Exercise objective: Copy the listing below verbatim, beginning with its first line and ending with the line that contains "451, 386, 472]", both included.

Provided information:
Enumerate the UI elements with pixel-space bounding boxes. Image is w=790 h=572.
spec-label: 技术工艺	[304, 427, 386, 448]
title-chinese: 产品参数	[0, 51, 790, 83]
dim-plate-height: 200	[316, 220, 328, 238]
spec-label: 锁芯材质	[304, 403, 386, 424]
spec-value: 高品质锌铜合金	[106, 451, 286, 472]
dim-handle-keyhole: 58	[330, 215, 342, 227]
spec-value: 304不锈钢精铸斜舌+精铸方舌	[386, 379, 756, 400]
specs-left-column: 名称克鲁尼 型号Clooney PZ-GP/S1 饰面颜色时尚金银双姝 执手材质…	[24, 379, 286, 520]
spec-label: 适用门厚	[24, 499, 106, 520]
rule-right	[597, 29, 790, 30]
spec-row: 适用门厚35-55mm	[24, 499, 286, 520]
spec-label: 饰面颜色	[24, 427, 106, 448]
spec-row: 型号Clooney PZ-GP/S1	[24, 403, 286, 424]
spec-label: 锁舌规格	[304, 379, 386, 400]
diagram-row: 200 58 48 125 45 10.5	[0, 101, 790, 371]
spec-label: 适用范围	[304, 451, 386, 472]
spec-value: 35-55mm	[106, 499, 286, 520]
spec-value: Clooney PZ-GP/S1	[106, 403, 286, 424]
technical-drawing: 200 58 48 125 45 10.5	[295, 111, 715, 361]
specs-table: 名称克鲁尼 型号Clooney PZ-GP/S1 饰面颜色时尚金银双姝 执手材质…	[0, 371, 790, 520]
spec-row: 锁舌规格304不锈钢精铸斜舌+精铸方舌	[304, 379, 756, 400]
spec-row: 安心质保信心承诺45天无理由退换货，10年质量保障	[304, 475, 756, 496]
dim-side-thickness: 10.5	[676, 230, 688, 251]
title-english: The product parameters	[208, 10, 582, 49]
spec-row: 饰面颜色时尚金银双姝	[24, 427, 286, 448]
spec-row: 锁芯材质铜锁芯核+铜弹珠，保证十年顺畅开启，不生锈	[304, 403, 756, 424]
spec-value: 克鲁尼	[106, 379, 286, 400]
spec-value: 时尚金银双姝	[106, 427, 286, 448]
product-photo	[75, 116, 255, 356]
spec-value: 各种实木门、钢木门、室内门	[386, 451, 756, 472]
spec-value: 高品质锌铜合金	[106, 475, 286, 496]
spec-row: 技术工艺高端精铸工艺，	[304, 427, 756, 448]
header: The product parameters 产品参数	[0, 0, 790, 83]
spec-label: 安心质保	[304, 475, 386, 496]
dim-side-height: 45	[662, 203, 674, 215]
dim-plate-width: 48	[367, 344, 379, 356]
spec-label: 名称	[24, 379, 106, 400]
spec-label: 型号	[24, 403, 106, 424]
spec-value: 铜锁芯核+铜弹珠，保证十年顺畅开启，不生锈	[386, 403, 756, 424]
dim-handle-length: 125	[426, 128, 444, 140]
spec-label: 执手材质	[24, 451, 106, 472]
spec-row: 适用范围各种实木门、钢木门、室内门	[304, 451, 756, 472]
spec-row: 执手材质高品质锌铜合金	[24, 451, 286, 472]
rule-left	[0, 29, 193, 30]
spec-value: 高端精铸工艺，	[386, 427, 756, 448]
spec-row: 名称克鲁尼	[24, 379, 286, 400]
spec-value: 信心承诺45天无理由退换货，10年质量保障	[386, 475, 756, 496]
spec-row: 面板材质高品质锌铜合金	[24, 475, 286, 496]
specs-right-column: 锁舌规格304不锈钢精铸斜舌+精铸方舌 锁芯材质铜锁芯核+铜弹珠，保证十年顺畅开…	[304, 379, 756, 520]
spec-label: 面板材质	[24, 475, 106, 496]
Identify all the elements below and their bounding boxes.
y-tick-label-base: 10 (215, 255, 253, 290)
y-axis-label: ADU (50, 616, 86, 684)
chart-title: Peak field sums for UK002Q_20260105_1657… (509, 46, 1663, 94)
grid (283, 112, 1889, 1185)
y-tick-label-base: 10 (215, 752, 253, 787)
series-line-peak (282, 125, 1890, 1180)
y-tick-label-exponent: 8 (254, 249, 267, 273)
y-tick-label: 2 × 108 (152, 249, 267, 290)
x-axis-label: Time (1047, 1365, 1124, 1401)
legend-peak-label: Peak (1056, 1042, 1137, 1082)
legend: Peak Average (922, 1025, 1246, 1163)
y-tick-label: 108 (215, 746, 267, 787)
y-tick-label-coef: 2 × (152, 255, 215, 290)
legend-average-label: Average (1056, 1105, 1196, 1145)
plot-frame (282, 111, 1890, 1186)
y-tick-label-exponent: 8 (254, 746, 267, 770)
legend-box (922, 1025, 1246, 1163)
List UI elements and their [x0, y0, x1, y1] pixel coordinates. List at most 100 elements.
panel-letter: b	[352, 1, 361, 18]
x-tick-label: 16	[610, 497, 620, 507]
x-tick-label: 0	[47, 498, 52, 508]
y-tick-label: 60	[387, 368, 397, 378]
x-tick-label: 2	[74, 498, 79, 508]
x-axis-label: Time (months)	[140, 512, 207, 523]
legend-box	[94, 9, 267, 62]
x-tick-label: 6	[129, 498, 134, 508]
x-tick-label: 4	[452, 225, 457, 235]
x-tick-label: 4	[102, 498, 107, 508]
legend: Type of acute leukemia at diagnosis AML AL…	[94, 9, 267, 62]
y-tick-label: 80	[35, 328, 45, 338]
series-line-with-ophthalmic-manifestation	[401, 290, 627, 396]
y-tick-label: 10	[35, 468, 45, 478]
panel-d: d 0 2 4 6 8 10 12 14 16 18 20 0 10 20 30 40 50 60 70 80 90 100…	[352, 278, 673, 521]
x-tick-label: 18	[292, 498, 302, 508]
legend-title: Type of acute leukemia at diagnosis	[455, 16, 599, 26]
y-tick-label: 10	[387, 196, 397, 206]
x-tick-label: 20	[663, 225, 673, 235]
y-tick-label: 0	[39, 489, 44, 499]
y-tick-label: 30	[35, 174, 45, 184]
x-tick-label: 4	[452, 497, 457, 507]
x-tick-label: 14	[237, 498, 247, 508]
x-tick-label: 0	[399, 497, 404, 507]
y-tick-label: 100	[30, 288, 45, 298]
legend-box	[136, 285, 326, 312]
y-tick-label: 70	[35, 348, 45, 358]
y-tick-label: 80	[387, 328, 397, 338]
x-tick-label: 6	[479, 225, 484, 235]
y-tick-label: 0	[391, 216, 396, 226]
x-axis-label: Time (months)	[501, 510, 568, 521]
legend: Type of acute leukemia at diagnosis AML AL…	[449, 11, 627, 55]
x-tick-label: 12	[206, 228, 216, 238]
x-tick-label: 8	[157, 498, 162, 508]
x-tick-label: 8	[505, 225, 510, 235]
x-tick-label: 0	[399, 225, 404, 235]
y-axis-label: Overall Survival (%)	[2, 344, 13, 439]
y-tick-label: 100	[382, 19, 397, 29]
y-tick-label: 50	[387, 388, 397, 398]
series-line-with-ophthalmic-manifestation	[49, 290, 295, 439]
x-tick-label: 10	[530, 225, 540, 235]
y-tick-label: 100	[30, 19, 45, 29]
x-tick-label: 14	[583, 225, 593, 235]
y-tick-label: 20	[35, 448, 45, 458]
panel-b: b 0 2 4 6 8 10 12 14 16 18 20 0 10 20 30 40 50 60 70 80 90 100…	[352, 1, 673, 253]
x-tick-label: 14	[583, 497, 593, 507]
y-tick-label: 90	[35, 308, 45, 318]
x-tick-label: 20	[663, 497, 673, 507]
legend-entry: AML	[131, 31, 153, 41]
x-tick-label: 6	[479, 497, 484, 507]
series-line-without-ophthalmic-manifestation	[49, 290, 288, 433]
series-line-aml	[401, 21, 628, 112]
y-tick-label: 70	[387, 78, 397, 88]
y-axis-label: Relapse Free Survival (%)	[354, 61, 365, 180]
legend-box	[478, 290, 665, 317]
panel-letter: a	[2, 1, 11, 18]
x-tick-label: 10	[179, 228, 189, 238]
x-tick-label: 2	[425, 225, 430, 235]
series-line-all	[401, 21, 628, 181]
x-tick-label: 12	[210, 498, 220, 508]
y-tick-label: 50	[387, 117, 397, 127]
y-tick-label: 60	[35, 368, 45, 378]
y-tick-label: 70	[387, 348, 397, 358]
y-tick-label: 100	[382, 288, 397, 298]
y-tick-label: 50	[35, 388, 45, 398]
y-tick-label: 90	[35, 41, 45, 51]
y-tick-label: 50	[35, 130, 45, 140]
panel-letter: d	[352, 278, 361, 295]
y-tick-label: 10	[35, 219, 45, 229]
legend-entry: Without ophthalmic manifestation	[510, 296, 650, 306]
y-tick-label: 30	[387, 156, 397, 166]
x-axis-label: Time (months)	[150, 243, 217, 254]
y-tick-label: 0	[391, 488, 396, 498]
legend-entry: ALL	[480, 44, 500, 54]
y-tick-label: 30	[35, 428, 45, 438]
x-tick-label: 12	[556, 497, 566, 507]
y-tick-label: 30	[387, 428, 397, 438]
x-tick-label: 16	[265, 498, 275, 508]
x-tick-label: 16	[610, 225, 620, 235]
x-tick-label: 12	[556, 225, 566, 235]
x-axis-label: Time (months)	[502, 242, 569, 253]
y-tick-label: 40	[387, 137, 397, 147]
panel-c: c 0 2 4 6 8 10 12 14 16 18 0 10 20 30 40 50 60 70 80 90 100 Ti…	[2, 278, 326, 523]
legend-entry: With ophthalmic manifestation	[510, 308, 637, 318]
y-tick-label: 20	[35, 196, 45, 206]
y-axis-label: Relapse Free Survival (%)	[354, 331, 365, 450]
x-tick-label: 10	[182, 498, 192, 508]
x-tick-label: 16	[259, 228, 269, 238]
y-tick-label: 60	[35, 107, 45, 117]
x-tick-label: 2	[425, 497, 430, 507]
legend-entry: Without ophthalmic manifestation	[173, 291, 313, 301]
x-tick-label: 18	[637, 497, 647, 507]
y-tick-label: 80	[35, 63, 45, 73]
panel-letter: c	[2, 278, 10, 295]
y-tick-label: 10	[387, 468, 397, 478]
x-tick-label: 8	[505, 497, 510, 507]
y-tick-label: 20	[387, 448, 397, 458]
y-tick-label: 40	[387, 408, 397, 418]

Task output:
Enumerate the UI elements with pixel-space bounding boxes. Image is w=790 h=572.
spec-label: 技术工艺	[304, 427, 386, 448]
title-chinese: 产品参数	[0, 51, 790, 83]
dim-plate-height: 200	[316, 220, 328, 238]
spec-label: 锁芯材质	[304, 403, 386, 424]
spec-value: 高品质锌铜合金	[106, 451, 286, 472]
dim-handle-keyhole: 58	[330, 215, 342, 227]
spec-value: 304不锈钢精铸斜舌+精铸方舌	[386, 379, 756, 400]
specs-left-column: 名称克鲁尼 型号Clooney PZ-GP/S1 饰面颜色时尚金银双姝 执手材质…	[24, 379, 286, 520]
spec-label: 适用门厚	[24, 499, 106, 520]
rule-right	[597, 29, 790, 30]
spec-row: 适用门厚35-55mm	[24, 499, 286, 520]
spec-label: 饰面颜色	[24, 427, 106, 448]
spec-row: 型号Clooney PZ-GP/S1	[24, 403, 286, 424]
spec-label: 锁舌规格	[304, 379, 386, 400]
diagram-row: 200 58 48 125 45 10.5	[0, 101, 790, 371]
spec-label: 适用范围	[304, 451, 386, 472]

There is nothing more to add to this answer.